- WHAT THE EXERCISE ASKS -
Word for word, transcribe the lines below and drop the pictures.

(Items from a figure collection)
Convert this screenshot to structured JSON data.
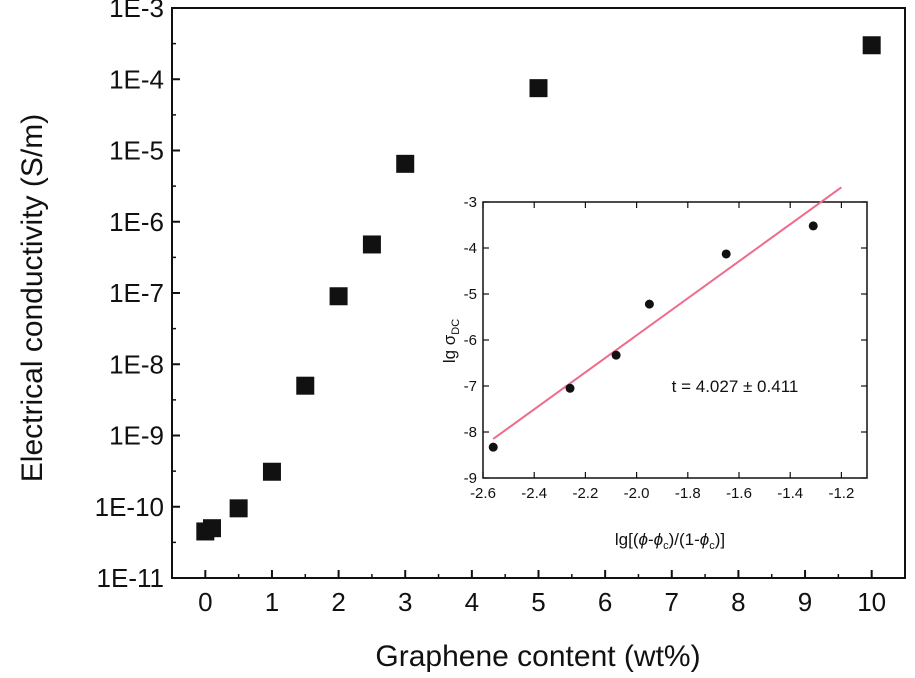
{
  "chart_data": [
    {
      "type": "scatter",
      "xlabel": "Graphene content (wt%)",
      "ylabel": "Electrical conductivity (S/m)",
      "xlim": [
        -0.5,
        10.5
      ],
      "xticks": [
        "0",
        "1",
        "2",
        "3",
        "4",
        "5",
        "6",
        "7",
        "8",
        "9",
        "10"
      ],
      "yscale": "log",
      "ylim": [
        1e-11,
        0.001
      ],
      "yticks": [
        "1E-11",
        "1E-10",
        "1E-9",
        "1E-8",
        "1E-7",
        "1E-6",
        "1E-5",
        "1E-4",
        "1E-3"
      ],
      "marker": "filled square",
      "color": "#111111",
      "points": [
        {
          "x": 0,
          "y": 4.5e-11
        },
        {
          "x": 0.1,
          "y": 5e-11
        },
        {
          "x": 0.5,
          "y": 9.5e-11
        },
        {
          "x": 1,
          "y": 3.1e-10
        },
        {
          "x": 1.5,
          "y": 5e-09
        },
        {
          "x": 2,
          "y": 9e-08
        },
        {
          "x": 2.5,
          "y": 4.8e-07
        },
        {
          "x": 3,
          "y": 6.5e-06
        },
        {
          "x": 5,
          "y": 7.5e-05
        },
        {
          "x": 10,
          "y": 0.0003
        }
      ]
    },
    {
      "type": "scatter",
      "role": "inset",
      "xlabel": "lg[(ϕ-ϕc)/(1-ϕc)]",
      "ylabel": "lg σDC",
      "xlim": [
        -2.6,
        -1.1
      ],
      "ylim": [
        -9,
        -3
      ],
      "xticks": [
        "-2.6",
        "-2.4",
        "-2.2",
        "-2.0",
        "-1.8",
        "-1.6",
        "-1.4",
        "-1.2"
      ],
      "yticks": [
        "-3",
        "-4",
        "-5",
        "-6",
        "-7",
        "-8",
        "-9"
      ],
      "marker": "filled circle",
      "points": [
        {
          "x": -2.56,
          "y": -8.33
        },
        {
          "x": -2.26,
          "y": -7.05
        },
        {
          "x": -2.08,
          "y": -6.33
        },
        {
          "x": -1.95,
          "y": -5.22
        },
        {
          "x": -1.65,
          "y": -4.13
        },
        {
          "x": -1.31,
          "y": -3.52
        }
      ],
      "fit_line": {
        "x": [
          -2.56,
          -1.2
        ],
        "y": [
          -8.15,
          -2.68
        ],
        "color": "#ee6b8b"
      },
      "annotation": "t = 4.027 ± 0.411"
    }
  ]
}
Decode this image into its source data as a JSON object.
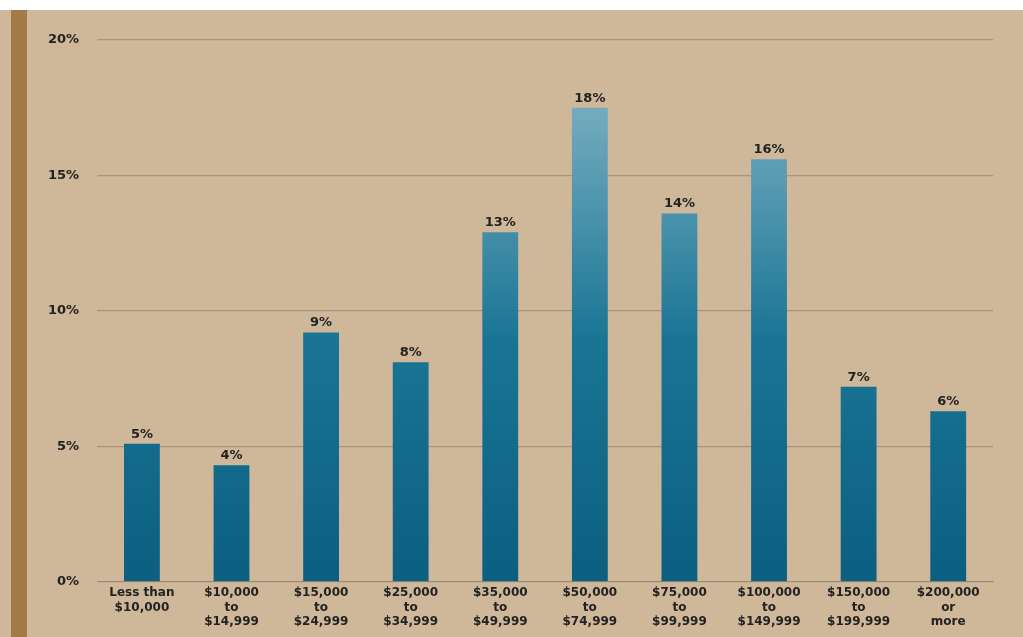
{
  "chart_data": {
    "type": "bar",
    "categories": [
      "Less than $10,000",
      "$10,000 to $14,999",
      "$15,000 to $24,999",
      "$25,000 to $34,999",
      "$35,000 to $49,999",
      "$50,000 to $74,999",
      "$75,000 to $99,999",
      "$100,000 to $149,999",
      "$150,000 to $199,999",
      "$200,000 or more"
    ],
    "values": [
      5.1,
      4.3,
      9.2,
      8.1,
      12.9,
      17.5,
      13.6,
      15.6,
      7.2,
      6.3
    ],
    "value_labels": [
      "5%",
      "4%",
      "9%",
      "8%",
      "13%",
      "18%",
      "14%",
      "16%",
      "7%",
      "6%"
    ],
    "color": "#1a7595",
    "ylim": [
      0,
      20
    ],
    "yticks": [
      {
        "value": 0,
        "label": "0%"
      },
      {
        "value": 5,
        "label": "5%"
      },
      {
        "value": 10,
        "label": "10%"
      },
      {
        "value": 15,
        "label": "15%"
      },
      {
        "value": 20,
        "label": "20%"
      }
    ],
    "grid": "y",
    "legend": false
  }
}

- EXERCISE RESULT -
Convert this screenshot to structured JSON data.
{
  "chart_data": [
    {
      "type": "scatter",
      "xlabel": "Graphene content (wt%)",
      "ylabel": "Electrical conductivity (S/m)",
      "xlim": [
        -0.5,
        10.5
      ],
      "xticks": [
        "0",
        "1",
        "2",
        "3",
        "4",
        "5",
        "6",
        "7",
        "8",
        "9",
        "10"
      ],
      "yscale": "log",
      "ylim": [
        1e-11,
        0.001
      ],
      "yticks": [
        "1E-11",
        "1E-10",
        "1E-9",
        "1E-8",
        "1E-7",
        "1E-6",
        "1E-5",
        "1E-4",
        "1E-3"
      ],
      "marker": "filled square",
      "color": "#111111",
      "points": [
        {
          "x": 0,
          "y": 4.5e-11
        },
        {
          "x": 0.1,
          "y": 5e-11
        },
        {
          "x": 0.5,
          "y": 9.5e-11
        },
        {
          "x": 1,
          "y": 3.1e-10
        },
        {
          "x": 1.5,
          "y": 5e-09
        },
        {
          "x": 2,
          "y": 9e-08
        },
        {
          "x": 2.5,
          "y": 4.8e-07
        },
        {
          "x": 3,
          "y": 6.5e-06
        },
        {
          "x": 5,
          "y": 7.5e-05
        },
        {
          "x": 10,
          "y": 0.0003
        }
      ]
    },
    {
      "type": "scatter",
      "role": "inset",
      "xlabel": "lg[(ϕ-ϕc)/(1-ϕc)]",
      "ylabel": "lg σDC",
      "xlim": [
        -2.6,
        -1.1
      ],
      "ylim": [
        -9,
        -3
      ],
      "xticks": [
        "-2.6",
        "-2.4",
        "-2.2",
        "-2.0",
        "-1.8",
        "-1.6",
        "-1.4",
        "-1.2"
      ],
      "yticks": [
        "-3",
        "-4",
        "-5",
        "-6",
        "-7",
        "-8",
        "-9"
      ],
      "marker": "filled circle",
      "points": [
        {
          "x": -2.56,
          "y": -8.33
        },
        {
          "x": -2.26,
          "y": -7.05
        },
        {
          "x": -2.08,
          "y": -6.33
        },
        {
          "x": -1.95,
          "y": -5.22
        },
        {
          "x": -1.65,
          "y": -4.13
        },
        {
          "x": -1.31,
          "y": -3.52
        }
      ],
      "fit_line": {
        "x": [
          -2.56,
          -1.2
        ],
        "y": [
          -8.15,
          -2.68
        ],
        "color": "#ee6b8b"
      },
      "annotation": "t = 4.027 ± 0.411"
    }
  ]
}
Decode this image into its source data as a JSON object.
{
  "chart_data": {
    "type": "bar",
    "categories": [
      "Less than $10,000",
      "$10,000 to $14,999",
      "$15,000 to $24,999",
      "$25,000 to $34,999",
      "$35,000 to $49,999",
      "$50,000 to $74,999",
      "$75,000 to $99,999",
      "$100,000 to $149,999",
      "$150,000 to $199,999",
      "$200,000 or more"
    ],
    "values": [
      5.1,
      4.3,
      9.2,
      8.1,
      12.9,
      17.5,
      13.6,
      15.6,
      7.2,
      6.3
    ],
    "value_labels": [
      "5%",
      "4%",
      "9%",
      "8%",
      "13%",
      "18%",
      "14%",
      "16%",
      "7%",
      "6%"
    ],
    "color": "#1a7595",
    "ylim": [
      0,
      20
    ],
    "yticks": [
      {
        "value": 0,
        "label": "0%"
      },
      {
        "value": 5,
        "label": "5%"
      },
      {
        "value": 10,
        "label": "10%"
      },
      {
        "value": 15,
        "label": "15%"
      },
      {
        "value": 20,
        "label": "20%"
      }
    ],
    "grid": "y",
    "legend": false
  }
}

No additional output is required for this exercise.